Exercise objective: Collect all lines from the records below that include the word "text".

Records to use:
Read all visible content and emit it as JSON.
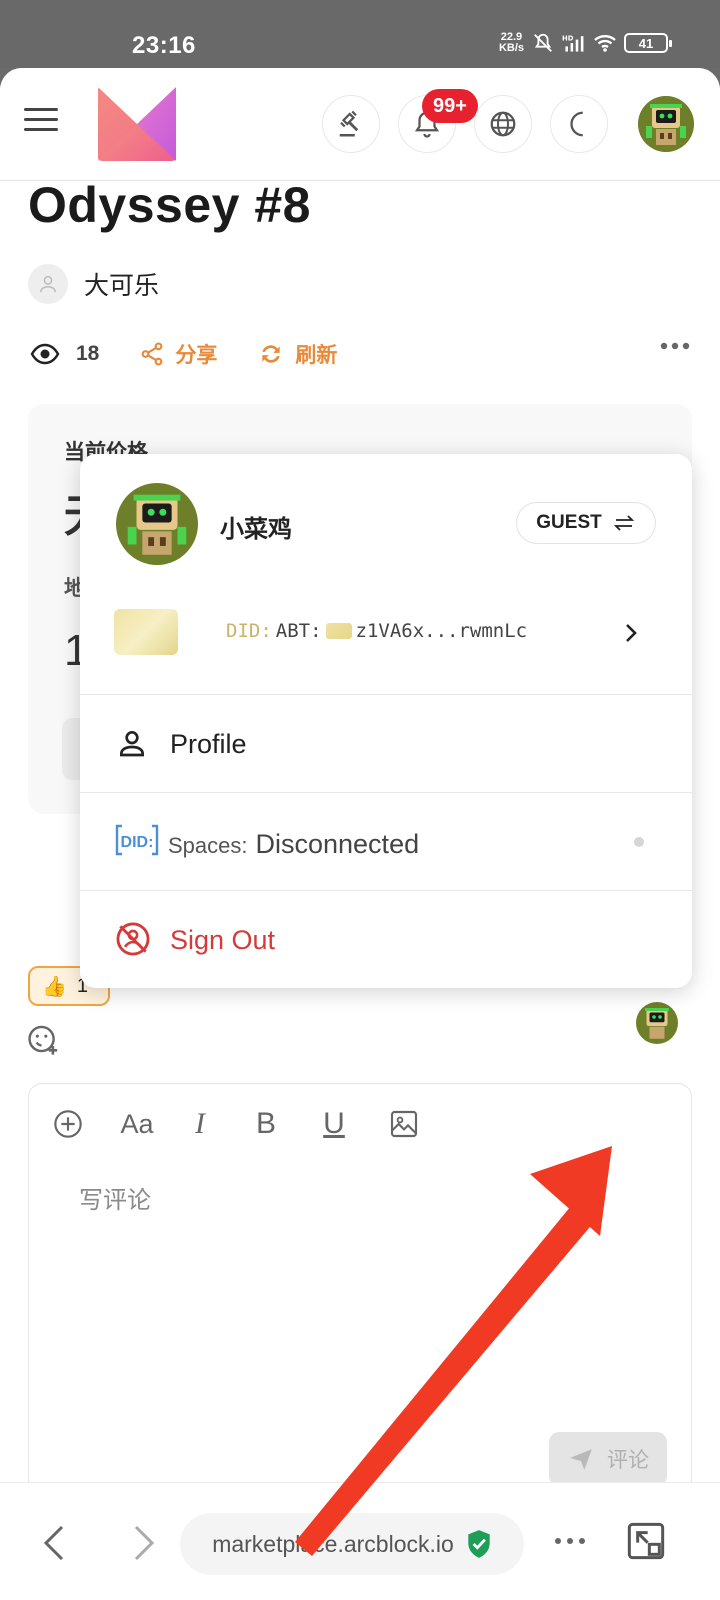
{
  "status_bar": {
    "time": "23:16",
    "speed_value": "22.9",
    "speed_unit": "KB/s",
    "battery": "41"
  },
  "header": {
    "notification_badge": "99+"
  },
  "article": {
    "title": "Odyssey #8",
    "author": "大可乐",
    "views": "18",
    "share_label": "分享",
    "refresh_label": "刷新"
  },
  "price_card": {
    "price_label": "当前价格",
    "price_value": "无",
    "address_label": "地",
    "address_value": "1"
  },
  "reactions": {
    "thumbs_emoji": "👍",
    "thumbs_count": "1"
  },
  "editor": {
    "placeholder": "写评论",
    "submit_label": "评论",
    "toolbar": {
      "add": "+",
      "font": "Aa",
      "italic": "I",
      "bold": "B",
      "underline": "U"
    }
  },
  "user_menu": {
    "user_name": "小菜鸡",
    "role_button": "GUEST",
    "did_prefix": "DID:",
    "did_chain": "ABT:",
    "did_address": "z1VA6x...rwmnLc",
    "profile_label": "Profile",
    "spaces_badge": "DID:",
    "spaces_key": "Spaces:",
    "spaces_value": "Disconnected",
    "sign_out_label": "Sign Out"
  },
  "browser": {
    "url": "marketplace.arcblock.io"
  },
  "colors": {
    "accent_orange": "#e88a3a",
    "badge_red": "#e8212e",
    "sign_out_red": "#d43a3a",
    "verified_green": "#1e9e57",
    "annotation_arrow": "#f03a24"
  }
}
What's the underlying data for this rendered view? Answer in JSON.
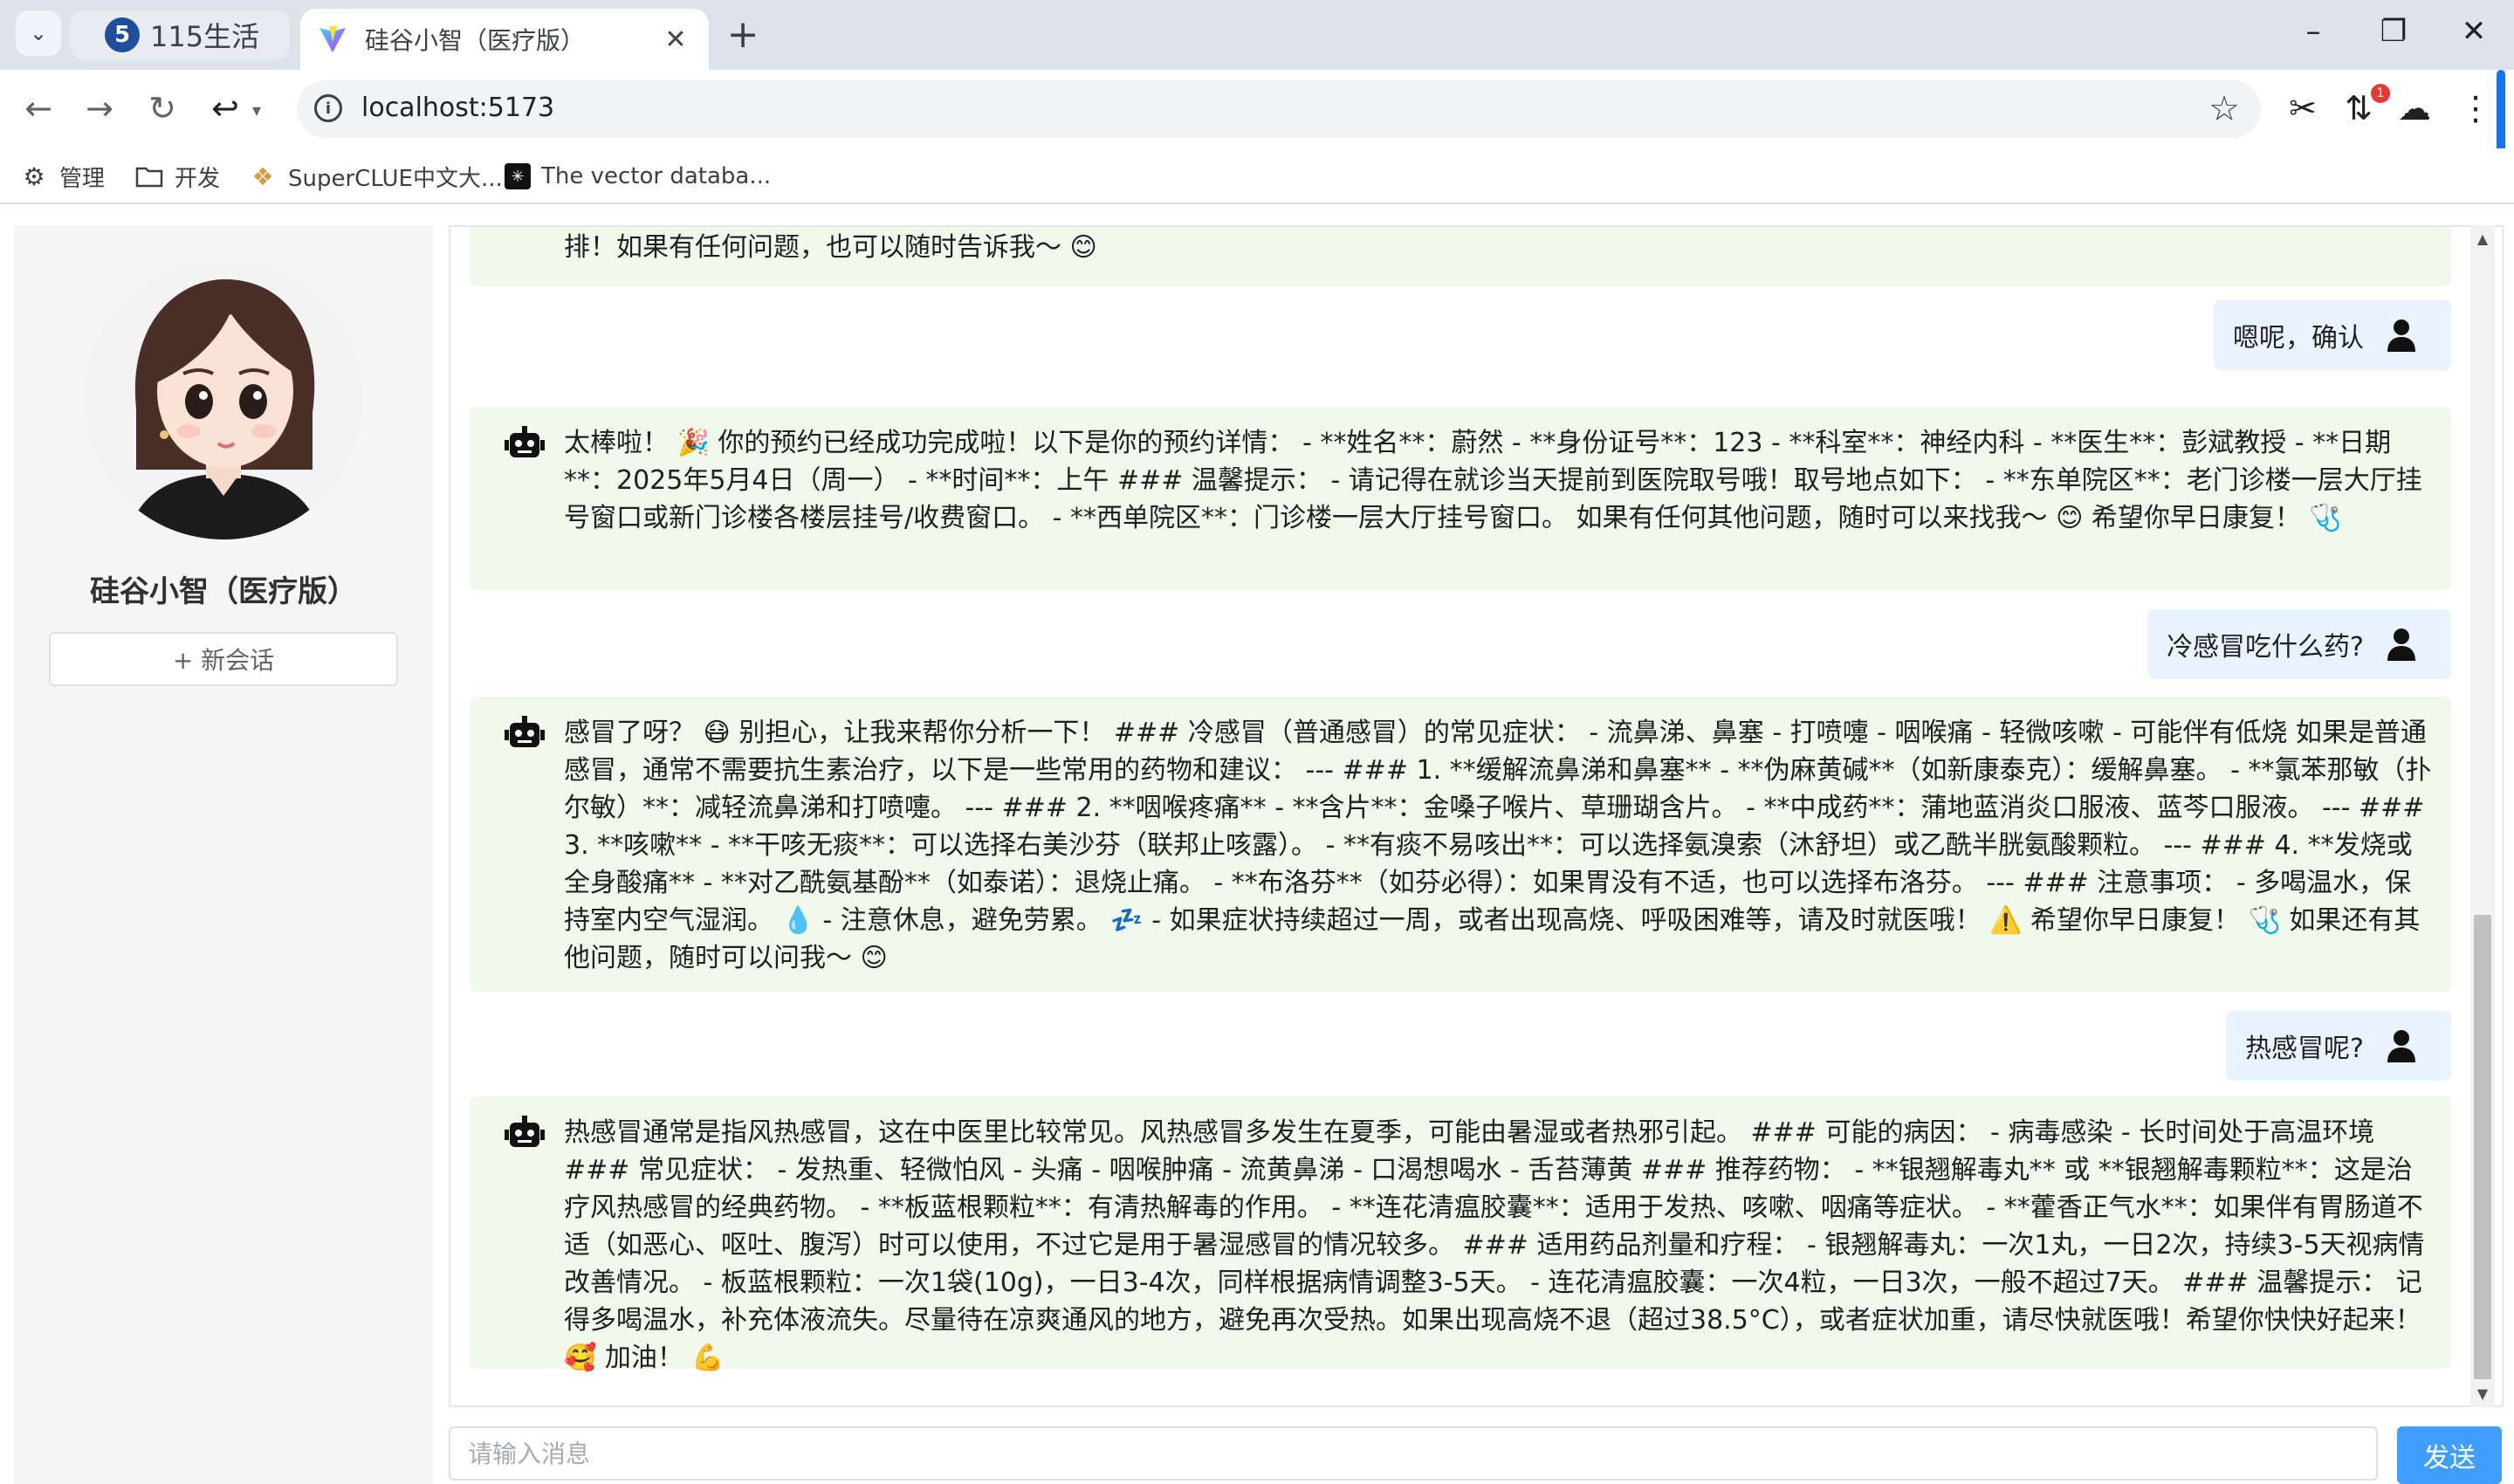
{
  "browser": {
    "tabs": [
      {
        "label": "115生活",
        "favicon": "5"
      },
      {
        "label": "硅谷小智（医疗版）"
      }
    ],
    "new_tab_label": "+",
    "url": "localhost:5173",
    "bookmarks": [
      {
        "label": "管理",
        "icon": "gear-icon"
      },
      {
        "label": "开发",
        "icon": "folder-icon"
      },
      {
        "label": "SuperCLUE中文大...",
        "icon": "superclue-icon"
      },
      {
        "label": "The vector databa...",
        "icon": "vector-db-icon"
      }
    ],
    "extension_badge": "1"
  },
  "sidebar": {
    "app_name": "硅谷小智（医疗版）",
    "new_chat_label": "+ 新会话"
  },
  "messages": [
    {
      "role": "bot",
      "text": "排！如果有任何问题，也可以随时告诉我～ 😊"
    },
    {
      "role": "user",
      "text": "嗯呢，确认"
    },
    {
      "role": "bot",
      "text": "太棒啦！ 🎉 你的预约已经成功完成啦！以下是你的预约详情： - **姓名**：蔚然 - **身份证号**：123 - **科室**：神经内科 - **医生**：彭斌教授 - **日期**：2025年5月4日（周一） - **时间**：上午 ### 温馨提示： - 请记得在就诊当天提前到医院取号哦！取号地点如下： - **东单院区**：老门诊楼一层大厅挂号窗口或新门诊楼各楼层挂号/收费窗口。 - **西单院区**：门诊楼一层大厅挂号窗口。 如果有任何其他问题，随时可以来找我～ 😊 希望你早日康复！ 🩺"
    },
    {
      "role": "user",
      "text": "冷感冒吃什么药?"
    },
    {
      "role": "bot",
      "text": "感冒了呀？ 😷 别担心，让我来帮你分析一下！ ### 冷感冒（普通感冒）的常见症状： - 流鼻涕、鼻塞 - 打喷嚏 - 咽喉痛 - 轻微咳嗽 - 可能伴有低烧 如果是普通感冒，通常不需要抗生素治疗，以下是一些常用的药物和建议： --- ### 1. **缓解流鼻涕和鼻塞** - **伪麻黄碱**（如新康泰克）：缓解鼻塞。 - **氯苯那敏（扑尔敏）**：减轻流鼻涕和打喷嚏。 --- ### 2. **咽喉疼痛** - **含片**：金嗓子喉片、草珊瑚含片。 - **中成药**：蒲地蓝消炎口服液、蓝芩口服液。 --- ### 3. **咳嗽** - **干咳无痰**：可以选择右美沙芬（联邦止咳露）。 - **有痰不易咳出**：可以选择氨溴索（沐舒坦）或乙酰半胱氨酸颗粒。 --- ### 4. **发烧或全身酸痛** - **对乙酰氨基酚**（如泰诺）：退烧止痛。 - **布洛芬**（如芬必得）：如果胃没有不适，也可以选择布洛芬。 --- ### 注意事项： - 多喝温水，保持室内空气湿润。 💧 - 注意休息，避免劳累。 💤 - 如果症状持续超过一周，或者出现高烧、呼吸困难等，请及时就医哦！ ⚠️ 希望你早日康复！ 🩺 如果还有其他问题，随时可以问我～ 😊"
    },
    {
      "role": "user",
      "text": "热感冒呢?"
    },
    {
      "role": "bot",
      "text": "热感冒通常是指风热感冒，这在中医里比较常见。风热感冒多发生在夏季，可能由暑湿或者热邪引起。 ### 可能的病因： - 病毒感染 - 长时间处于高温环境 ### 常见症状： - 发热重、轻微怕风 - 头痛 - 咽喉肿痛 - 流黄鼻涕 - 口渴想喝水 - 舌苔薄黄 ### 推荐药物： - **银翘解毒丸** 或 **银翘解毒颗粒**：这是治疗风热感冒的经典药物。 - **板蓝根颗粒**：有清热解毒的作用。 - **连花清瘟胶囊**：适用于发热、咳嗽、咽痛等症状。 - **藿香正气水**：如果伴有胃肠道不适（如恶心、呕吐、腹泻）时可以使用，不过它是用于暑湿感冒的情况较多。 ### 适用药品剂量和疗程： - 银翘解毒丸：一次1丸，一日2次，持续3-5天视病情改善情况。 - 板蓝根颗粒：一次1袋(10g)，一日3-4次，同样根据病情调整3-5天。 - 连花清瘟胶囊：一次4粒，一日3次，一般不超过7天。 ### 温馨提示： 记得多喝温水，补充体液流失。尽量待在凉爽通风的地方，避免再次受热。如果出现高烧不退（超过38.5°C），或者症状加重，请尽快就医哦！希望你快快好起来！ 🥰 加油！ 💪"
    }
  ],
  "input": {
    "placeholder": "请输入消息",
    "value": "",
    "send_label": "发送"
  },
  "colors": {
    "bot_bubble": "#f0f9eb",
    "user_bubble": "#e8f3ff",
    "send_button": "#409eff"
  }
}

Exercise result:
      "text": "排！如果有任何问题，也可以随时告诉我～ 😊"
      "text": "嗯呢，确认"
      "text": "太棒啦！ 🎉 你的预约已经成功完成啦！以下是你的预约详情： - **姓名**：蔚然 - **身份证号**：123 - **科室**：神经内科 - **医生**：彭斌教授 - **日期**：2025年5月4日（周一） - **时间**：上午 ### 温馨提示： - 请记得在就诊当天提前到医院取号哦！取号地点如下： - **东单院区**：老门诊楼一层大厅挂号窗口或新门诊楼各楼层挂号/收费窗口。 - **西单院区**：门诊楼一层大厅挂号窗口。 如果有任何其他问题，随时可以来找我～ 😊 希望你早日康复！ 🩺"
      "text": "冷感冒吃什么药?"
      "text": "感冒了呀？ 😷 别担心，让我来帮你分析一下！ ### 冷感冒（普通感冒）的常见症状： - 流鼻涕、鼻塞 - 打喷嚏 - 咽喉痛 - 轻微咳嗽 - 可能伴有低烧 如果是普通感冒，通常不需要抗生素治疗，以下是一些常用的药物和建议： --- ### 1. **缓解流鼻涕和鼻塞** - **伪麻黄碱**（如新康泰克）：缓解鼻塞。 - **氯苯那敏（扑尔敏）**：减轻流鼻涕和打喷嚏。 --- ### 2. **咽喉疼痛** - **含片**：金嗓子喉片、草珊瑚含片。 - **中成药**：蒲地蓝消炎口服液、蓝芩口服液。 --- ### 3. **咳嗽** - **干咳无痰**：可以选择右美沙芬（联邦止咳露）。 - **有痰不易咳出**：可以选择氨溴索（沐舒坦）或乙酰半胱氨酸颗粒。 --- ### 4. **发烧或全身酸痛** - **对乙酰氨基酚**（如泰诺）：退烧止痛。 - **布洛芬**（如芬必得）：如果胃没有不适，也可以选择布洛芬。 --- ### 注意事项： - 多喝温水，保持室内空气湿润。 💧 - 注意休息，避免劳累。 💤 - 如果症状持续超过一周，或者出现高烧、呼吸困难等，请及时就医哦！ ⚠️ 希望你早日康复！ 🩺 如果还有其他问题，随时可以问我～ 😊"
      "text": "热感冒呢?"
      "text": "热感冒通常是指风热感冒，这在中医里比较常见。风热感冒多发生在夏季，可能由暑湿或者热邪引起。 ### 可能的病因： - 病毒感染 - 长时间处于高温环境 ### 常见症状： - 发热重、轻微怕风 - 头痛 - 咽喉肿痛 - 流黄鼻涕 - 口渴想喝水 - 舌苔薄黄 ### 推荐药物： - **银翘解毒丸** 或 **银翘解毒颗粒**：这是治疗风热感冒的经典药物。 - **板蓝根颗粒**：有清热解毒的作用。 - **连花清瘟胶囊**：适用于发热、咳嗽、咽痛等症状。 - **藿香正气水**：如果伴有胃肠道不适（如恶心、呕吐、腹泻）时可以使用，不过它是用于暑湿感冒的情况较多。 ### 适用药品剂量和疗程： - 银翘解毒丸：一次1丸，一日2次，持续3-5天视病情改善情况。 - 板蓝根颗粒：一次1袋(10g)，一日3-4次，同样根据病情调整3-5天。 - 连花清瘟胶囊：一次4粒，一日3次，一般不超过7天。 ### 温馨提示： 记得多喝温水，补充体液流失。尽量待在凉爽通风的地方，避免再次受热。如果出现高烧不退（超过38.5°C），或者症状加重，请尽快就医哦！希望你快快好起来！ 🥰 加油！ 💪"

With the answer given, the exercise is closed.